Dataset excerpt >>
-*-*-
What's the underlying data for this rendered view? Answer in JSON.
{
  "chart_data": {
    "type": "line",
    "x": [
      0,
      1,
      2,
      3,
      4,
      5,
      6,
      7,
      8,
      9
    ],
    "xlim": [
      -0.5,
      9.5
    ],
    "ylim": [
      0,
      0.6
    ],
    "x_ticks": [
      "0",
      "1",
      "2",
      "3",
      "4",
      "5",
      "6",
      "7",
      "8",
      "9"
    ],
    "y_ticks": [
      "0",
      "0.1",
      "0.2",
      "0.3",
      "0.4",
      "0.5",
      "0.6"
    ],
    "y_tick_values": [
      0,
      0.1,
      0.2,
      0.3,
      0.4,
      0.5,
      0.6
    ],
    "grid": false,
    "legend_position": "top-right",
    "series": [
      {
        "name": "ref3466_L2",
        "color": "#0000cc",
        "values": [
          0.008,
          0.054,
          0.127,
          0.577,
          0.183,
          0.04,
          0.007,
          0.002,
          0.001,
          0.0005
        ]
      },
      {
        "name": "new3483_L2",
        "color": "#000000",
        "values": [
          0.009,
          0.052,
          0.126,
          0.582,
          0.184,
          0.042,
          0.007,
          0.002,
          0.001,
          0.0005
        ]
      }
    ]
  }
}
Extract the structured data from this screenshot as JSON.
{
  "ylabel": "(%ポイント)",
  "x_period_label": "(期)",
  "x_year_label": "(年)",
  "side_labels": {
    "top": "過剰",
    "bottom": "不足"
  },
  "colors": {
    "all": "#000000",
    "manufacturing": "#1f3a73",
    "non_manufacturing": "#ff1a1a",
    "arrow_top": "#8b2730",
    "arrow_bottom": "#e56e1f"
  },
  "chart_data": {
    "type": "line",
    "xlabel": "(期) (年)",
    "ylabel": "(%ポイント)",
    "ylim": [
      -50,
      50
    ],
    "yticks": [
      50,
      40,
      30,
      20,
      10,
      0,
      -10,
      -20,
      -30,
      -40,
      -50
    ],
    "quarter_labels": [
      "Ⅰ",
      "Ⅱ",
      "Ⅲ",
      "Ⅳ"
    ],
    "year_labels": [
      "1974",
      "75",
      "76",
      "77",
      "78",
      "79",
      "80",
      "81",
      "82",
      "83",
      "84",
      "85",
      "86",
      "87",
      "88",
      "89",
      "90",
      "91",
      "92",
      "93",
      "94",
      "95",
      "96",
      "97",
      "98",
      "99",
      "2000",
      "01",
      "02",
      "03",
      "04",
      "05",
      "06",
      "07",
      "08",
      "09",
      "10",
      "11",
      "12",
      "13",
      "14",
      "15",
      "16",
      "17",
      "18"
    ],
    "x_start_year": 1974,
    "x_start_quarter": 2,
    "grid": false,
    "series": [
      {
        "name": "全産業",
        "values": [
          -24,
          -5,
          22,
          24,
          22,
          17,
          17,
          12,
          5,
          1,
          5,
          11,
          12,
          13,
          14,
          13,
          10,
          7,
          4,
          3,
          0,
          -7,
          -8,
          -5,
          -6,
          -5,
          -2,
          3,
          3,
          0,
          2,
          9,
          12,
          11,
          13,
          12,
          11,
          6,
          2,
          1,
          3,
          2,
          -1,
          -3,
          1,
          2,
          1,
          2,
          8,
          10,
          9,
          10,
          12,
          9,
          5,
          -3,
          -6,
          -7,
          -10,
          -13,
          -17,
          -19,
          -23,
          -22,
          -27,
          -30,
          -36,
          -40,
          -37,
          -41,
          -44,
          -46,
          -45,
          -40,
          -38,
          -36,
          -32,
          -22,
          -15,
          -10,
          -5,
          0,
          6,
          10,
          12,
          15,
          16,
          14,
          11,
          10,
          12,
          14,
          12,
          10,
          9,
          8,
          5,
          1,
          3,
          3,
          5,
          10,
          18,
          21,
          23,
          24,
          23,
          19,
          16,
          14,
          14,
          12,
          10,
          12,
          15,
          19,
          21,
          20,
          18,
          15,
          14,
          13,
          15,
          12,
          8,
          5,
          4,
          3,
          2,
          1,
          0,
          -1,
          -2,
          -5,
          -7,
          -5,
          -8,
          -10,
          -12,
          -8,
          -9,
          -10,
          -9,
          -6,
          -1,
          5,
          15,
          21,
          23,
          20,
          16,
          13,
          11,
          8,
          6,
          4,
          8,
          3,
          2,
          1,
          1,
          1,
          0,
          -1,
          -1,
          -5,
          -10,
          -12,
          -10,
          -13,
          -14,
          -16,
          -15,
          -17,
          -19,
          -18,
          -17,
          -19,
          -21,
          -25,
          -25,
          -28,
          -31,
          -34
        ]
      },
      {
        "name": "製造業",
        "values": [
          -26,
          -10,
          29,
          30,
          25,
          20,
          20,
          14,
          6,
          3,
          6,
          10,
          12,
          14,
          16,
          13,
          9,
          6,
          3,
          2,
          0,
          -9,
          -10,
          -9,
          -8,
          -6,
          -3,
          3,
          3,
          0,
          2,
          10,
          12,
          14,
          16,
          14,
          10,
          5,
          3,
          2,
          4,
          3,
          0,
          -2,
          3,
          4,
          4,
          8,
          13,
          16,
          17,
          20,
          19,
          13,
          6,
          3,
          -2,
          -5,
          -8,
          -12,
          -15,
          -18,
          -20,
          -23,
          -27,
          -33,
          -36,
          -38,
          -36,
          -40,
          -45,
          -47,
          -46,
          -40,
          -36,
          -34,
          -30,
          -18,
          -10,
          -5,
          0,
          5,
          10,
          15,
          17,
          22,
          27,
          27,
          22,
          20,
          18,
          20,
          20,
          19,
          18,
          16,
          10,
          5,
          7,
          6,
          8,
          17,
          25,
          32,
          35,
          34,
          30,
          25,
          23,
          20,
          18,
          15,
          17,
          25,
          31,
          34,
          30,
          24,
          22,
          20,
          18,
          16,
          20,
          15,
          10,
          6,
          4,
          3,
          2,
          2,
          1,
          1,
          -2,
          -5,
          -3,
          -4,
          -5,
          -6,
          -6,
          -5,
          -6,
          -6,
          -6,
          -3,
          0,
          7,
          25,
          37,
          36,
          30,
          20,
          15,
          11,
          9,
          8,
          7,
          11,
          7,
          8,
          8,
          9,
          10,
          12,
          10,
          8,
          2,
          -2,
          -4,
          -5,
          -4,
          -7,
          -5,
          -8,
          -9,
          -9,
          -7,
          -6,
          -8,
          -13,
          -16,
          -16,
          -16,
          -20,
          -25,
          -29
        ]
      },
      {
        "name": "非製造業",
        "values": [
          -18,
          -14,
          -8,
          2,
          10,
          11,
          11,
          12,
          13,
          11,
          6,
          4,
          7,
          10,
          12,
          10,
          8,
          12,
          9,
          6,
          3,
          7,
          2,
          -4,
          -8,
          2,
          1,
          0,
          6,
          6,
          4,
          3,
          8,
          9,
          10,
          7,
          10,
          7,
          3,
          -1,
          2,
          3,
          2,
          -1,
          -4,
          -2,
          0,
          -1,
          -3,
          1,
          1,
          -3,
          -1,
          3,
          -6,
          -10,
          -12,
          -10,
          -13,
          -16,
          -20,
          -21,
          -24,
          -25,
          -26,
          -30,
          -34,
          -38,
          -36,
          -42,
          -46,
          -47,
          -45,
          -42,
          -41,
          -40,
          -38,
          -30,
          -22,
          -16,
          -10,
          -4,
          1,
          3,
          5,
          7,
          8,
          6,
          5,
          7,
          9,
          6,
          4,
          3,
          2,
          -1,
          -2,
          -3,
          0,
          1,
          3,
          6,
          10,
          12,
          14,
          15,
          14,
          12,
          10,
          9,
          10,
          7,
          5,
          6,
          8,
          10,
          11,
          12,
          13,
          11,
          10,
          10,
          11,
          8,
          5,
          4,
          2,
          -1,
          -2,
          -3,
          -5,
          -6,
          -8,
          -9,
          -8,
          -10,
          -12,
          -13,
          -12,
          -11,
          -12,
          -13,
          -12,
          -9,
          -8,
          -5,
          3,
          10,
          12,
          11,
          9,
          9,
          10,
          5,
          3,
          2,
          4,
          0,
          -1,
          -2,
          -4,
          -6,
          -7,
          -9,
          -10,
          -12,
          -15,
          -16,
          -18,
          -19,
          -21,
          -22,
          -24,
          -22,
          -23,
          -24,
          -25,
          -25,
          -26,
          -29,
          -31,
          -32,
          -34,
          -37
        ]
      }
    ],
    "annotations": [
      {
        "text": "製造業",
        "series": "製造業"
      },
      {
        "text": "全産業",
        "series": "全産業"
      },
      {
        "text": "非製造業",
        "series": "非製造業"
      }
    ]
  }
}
-*-*-
Direction >> Only lines with the string "JSON" belong in your answer; copy each one.

Written reply >>
What's the underlying data for this rendered view? Answer in JSON.
Extract the structured data from this screenshot as JSON.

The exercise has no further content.